Written problem | Without the pictures, can you quote each line below exactly?

________________________________________

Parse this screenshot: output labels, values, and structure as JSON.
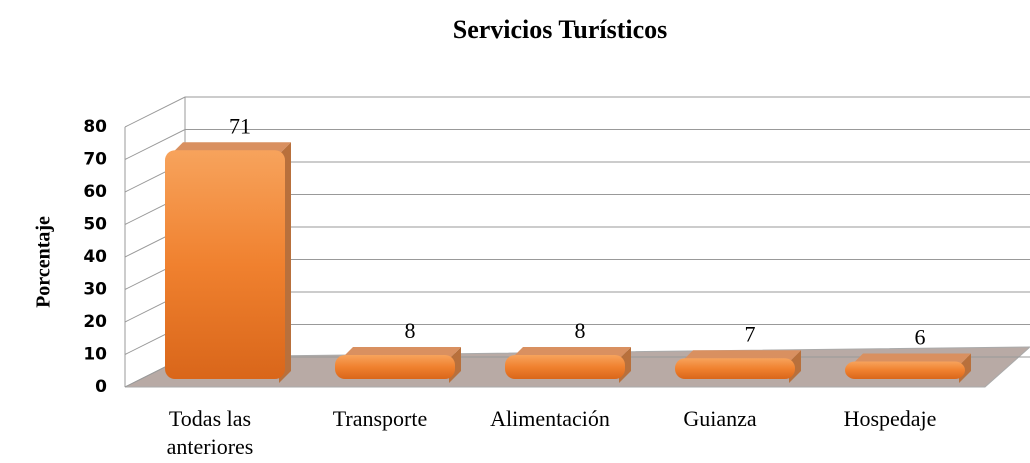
{
  "chart_data": {
    "type": "bar",
    "title": "Servicios Turísticos",
    "y_label": "Porcentaje",
    "categories": [
      "Todas las anteriores",
      "Transporte",
      "Alimentación",
      "Guianza",
      "Hospedaje"
    ],
    "values": [
      71,
      8,
      8,
      7,
      6
    ],
    "color": "#f0812f",
    "ylim": [
      0,
      80
    ],
    "yticks": [
      0,
      10,
      20,
      30,
      40,
      50,
      60,
      70,
      80
    ],
    "grid": true
  }
}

________________________________________

Solution to this exercise |
Parse this screenshot: output labels, values, and structure as JSON.
{
  "chart_data": {
    "type": "bar",
    "title": "Servicios Turísticos",
    "y_label": "Porcentaje",
    "categories": [
      "Todas las anteriores",
      "Transporte",
      "Alimentación",
      "Guianza",
      "Hospedaje"
    ],
    "values": [
      71,
      8,
      8,
      7,
      6
    ],
    "color": "#f0812f",
    "ylim": [
      0,
      80
    ],
    "yticks": [
      0,
      10,
      20,
      30,
      40,
      50,
      60,
      70,
      80
    ],
    "grid": true
  }
}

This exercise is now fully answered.